# Input records start
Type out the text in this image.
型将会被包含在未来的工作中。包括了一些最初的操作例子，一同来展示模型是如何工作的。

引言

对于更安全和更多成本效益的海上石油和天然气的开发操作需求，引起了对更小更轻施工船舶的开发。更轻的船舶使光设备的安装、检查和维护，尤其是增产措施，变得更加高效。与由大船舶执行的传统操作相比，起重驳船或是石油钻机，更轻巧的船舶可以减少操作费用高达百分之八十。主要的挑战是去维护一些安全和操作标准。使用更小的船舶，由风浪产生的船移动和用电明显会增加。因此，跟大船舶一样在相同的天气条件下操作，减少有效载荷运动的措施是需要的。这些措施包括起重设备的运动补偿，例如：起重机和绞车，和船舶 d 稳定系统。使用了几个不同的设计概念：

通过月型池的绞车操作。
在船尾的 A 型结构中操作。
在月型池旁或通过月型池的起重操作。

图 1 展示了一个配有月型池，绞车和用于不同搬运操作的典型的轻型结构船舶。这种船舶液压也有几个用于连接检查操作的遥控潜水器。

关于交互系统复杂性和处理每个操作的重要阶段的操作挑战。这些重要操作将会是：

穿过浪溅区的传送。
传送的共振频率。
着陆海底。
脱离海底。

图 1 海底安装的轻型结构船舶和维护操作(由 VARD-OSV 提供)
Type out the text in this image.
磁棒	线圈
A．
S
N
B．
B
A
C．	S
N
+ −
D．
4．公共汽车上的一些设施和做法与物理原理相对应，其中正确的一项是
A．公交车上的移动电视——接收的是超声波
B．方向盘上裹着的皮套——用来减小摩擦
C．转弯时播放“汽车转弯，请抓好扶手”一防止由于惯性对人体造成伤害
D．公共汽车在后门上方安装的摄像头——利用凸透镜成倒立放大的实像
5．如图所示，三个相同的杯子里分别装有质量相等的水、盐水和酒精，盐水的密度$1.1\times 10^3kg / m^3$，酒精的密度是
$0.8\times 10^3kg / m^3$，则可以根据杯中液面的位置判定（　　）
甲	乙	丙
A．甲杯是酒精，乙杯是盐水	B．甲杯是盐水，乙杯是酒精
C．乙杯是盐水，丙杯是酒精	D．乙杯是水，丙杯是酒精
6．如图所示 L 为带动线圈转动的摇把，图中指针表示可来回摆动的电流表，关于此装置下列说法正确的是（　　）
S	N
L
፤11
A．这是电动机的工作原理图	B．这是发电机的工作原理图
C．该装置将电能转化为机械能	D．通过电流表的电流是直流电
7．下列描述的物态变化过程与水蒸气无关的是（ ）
# Input records end
◆ Written task ◆
In the records above, how many lines hold the string "乙杯是盐水"? Reply with only the number.

◆ Response for this exercise ◆
2